**GIVEN TASK**
Search the records below for the word "doas". Pull out each line that has it.
◆ ◆ ◆ ◆
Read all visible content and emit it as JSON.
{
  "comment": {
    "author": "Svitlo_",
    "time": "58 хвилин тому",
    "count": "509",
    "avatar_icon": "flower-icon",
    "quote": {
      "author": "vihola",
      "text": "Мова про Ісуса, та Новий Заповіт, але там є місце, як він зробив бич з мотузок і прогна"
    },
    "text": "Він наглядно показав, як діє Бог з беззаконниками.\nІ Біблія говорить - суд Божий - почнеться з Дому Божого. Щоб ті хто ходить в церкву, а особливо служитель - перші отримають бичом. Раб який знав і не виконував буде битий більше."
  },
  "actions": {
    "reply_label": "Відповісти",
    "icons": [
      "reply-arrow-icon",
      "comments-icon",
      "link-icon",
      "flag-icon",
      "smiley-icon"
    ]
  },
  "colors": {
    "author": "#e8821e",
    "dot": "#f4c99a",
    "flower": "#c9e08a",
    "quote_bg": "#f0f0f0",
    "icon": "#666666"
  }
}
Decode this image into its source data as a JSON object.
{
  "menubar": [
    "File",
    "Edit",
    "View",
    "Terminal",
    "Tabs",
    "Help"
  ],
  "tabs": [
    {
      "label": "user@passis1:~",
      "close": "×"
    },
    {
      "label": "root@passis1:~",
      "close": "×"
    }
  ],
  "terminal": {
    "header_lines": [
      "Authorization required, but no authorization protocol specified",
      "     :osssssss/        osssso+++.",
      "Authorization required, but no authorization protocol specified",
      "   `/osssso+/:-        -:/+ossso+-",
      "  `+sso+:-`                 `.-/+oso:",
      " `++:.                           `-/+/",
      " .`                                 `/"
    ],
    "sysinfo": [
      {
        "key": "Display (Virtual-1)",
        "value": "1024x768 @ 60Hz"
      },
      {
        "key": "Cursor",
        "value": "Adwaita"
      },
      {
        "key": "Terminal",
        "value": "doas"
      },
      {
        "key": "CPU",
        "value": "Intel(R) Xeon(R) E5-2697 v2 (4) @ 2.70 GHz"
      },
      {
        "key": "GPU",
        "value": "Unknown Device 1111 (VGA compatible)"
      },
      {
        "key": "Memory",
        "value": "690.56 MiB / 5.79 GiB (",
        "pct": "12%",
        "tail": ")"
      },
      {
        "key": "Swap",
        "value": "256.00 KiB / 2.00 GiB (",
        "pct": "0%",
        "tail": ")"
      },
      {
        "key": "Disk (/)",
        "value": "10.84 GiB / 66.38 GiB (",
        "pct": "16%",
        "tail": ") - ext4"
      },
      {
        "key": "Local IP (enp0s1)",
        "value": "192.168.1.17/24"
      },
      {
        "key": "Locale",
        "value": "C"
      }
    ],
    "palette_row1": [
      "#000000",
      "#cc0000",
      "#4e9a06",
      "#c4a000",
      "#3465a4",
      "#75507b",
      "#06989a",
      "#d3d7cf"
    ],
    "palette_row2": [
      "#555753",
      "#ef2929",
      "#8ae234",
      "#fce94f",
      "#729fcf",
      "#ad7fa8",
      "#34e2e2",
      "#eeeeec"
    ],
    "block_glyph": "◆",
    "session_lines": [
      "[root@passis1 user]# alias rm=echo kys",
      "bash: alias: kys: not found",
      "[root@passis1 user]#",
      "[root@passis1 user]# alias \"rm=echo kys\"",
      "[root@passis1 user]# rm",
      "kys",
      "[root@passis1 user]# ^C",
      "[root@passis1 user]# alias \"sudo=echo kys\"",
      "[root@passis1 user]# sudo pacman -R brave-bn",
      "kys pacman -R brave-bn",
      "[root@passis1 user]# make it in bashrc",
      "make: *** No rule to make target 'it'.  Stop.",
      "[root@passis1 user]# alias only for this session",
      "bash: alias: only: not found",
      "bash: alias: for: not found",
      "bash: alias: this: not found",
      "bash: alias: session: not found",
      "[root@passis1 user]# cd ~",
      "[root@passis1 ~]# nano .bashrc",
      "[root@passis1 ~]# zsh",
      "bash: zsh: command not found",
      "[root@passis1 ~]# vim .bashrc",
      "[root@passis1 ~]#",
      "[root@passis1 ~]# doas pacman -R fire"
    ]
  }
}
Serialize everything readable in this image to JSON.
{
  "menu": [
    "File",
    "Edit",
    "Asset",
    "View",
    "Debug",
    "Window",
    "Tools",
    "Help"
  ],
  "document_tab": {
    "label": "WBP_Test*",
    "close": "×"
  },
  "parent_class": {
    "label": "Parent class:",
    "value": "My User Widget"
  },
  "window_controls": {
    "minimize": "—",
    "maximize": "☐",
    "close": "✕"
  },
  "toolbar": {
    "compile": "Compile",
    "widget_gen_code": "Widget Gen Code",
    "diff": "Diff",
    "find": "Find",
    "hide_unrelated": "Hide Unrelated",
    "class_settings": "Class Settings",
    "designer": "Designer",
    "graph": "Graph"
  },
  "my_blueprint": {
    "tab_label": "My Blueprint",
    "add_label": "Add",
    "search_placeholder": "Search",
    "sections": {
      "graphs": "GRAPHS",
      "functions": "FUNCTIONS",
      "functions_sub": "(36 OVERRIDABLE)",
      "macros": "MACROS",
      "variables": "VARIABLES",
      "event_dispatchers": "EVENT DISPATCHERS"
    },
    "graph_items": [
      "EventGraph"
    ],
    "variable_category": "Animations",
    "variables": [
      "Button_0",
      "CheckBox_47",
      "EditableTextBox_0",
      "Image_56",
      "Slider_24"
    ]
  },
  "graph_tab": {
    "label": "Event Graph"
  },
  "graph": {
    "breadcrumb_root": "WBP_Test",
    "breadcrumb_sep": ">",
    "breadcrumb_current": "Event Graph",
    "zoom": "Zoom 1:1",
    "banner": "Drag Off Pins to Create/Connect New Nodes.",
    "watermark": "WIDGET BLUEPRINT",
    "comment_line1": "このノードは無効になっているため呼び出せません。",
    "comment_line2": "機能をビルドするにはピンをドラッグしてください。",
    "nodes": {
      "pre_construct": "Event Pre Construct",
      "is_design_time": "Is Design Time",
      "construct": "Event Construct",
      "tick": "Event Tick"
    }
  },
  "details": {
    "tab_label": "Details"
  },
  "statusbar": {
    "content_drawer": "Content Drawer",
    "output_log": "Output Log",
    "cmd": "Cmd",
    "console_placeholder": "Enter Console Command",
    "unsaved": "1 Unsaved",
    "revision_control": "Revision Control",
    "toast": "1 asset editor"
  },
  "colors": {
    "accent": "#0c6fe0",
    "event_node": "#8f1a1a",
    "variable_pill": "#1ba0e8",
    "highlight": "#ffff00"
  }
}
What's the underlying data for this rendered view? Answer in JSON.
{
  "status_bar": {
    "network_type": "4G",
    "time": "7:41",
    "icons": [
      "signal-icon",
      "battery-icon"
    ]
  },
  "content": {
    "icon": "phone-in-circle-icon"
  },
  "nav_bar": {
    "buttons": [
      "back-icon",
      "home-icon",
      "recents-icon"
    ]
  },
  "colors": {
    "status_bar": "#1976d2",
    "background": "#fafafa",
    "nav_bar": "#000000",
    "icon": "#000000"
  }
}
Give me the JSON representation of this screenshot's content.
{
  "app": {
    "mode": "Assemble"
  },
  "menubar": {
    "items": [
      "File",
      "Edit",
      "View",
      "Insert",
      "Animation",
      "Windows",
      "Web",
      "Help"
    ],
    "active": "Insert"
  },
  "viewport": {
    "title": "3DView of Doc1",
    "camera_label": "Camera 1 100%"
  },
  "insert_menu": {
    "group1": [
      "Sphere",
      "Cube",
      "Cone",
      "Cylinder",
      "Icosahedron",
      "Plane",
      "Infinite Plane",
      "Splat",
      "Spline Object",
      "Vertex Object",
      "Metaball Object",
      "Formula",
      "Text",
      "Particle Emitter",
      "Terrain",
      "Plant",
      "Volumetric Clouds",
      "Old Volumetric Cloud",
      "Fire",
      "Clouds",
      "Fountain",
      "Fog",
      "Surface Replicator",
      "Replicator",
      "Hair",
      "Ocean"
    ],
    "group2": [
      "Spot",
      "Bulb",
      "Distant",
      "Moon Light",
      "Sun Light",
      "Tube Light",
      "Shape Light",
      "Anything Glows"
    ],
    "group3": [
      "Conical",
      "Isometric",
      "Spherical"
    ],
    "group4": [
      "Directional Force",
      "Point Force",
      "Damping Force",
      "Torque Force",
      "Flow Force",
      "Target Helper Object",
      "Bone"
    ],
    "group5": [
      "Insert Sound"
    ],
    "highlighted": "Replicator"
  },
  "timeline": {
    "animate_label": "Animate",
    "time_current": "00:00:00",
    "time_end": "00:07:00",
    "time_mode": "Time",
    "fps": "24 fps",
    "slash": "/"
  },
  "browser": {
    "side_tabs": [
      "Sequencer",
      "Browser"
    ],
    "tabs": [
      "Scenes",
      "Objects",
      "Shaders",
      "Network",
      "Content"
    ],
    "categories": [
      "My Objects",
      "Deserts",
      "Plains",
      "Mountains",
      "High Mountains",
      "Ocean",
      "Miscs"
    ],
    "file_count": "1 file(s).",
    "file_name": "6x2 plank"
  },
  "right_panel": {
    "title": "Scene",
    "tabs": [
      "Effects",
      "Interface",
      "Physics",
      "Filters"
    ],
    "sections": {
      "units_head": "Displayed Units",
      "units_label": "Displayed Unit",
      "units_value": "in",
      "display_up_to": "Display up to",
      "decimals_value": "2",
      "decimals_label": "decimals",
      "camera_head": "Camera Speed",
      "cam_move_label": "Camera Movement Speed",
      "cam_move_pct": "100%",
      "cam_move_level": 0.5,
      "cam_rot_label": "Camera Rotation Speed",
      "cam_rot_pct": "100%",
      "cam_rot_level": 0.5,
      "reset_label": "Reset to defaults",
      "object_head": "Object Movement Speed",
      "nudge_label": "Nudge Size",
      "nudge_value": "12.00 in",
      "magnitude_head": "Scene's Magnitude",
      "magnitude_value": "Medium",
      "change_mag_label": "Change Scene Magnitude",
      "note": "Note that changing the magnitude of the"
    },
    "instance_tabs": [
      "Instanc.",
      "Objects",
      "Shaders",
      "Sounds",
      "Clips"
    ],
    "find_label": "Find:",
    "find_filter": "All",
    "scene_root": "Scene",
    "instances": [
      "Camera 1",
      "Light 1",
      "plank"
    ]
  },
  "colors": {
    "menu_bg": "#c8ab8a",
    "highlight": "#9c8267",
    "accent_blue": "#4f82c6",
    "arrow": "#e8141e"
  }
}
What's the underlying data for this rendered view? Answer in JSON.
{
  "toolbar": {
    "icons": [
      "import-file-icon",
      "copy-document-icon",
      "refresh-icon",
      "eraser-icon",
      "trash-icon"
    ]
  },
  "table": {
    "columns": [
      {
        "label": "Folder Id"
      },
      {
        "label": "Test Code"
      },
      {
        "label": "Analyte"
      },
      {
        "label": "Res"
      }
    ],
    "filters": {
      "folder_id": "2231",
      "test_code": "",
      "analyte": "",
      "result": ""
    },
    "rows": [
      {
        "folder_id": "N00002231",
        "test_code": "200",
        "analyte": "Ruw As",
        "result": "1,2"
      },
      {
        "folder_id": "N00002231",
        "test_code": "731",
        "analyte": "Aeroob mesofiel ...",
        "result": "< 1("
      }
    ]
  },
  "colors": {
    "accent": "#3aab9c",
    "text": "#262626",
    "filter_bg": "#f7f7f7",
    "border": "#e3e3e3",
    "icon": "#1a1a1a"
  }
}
◆ ◆ ◆ ◆
**EXPECTED ANSWER**
        "value": "doas"
      "[root@passis1 ~]# doas pacman -R fire"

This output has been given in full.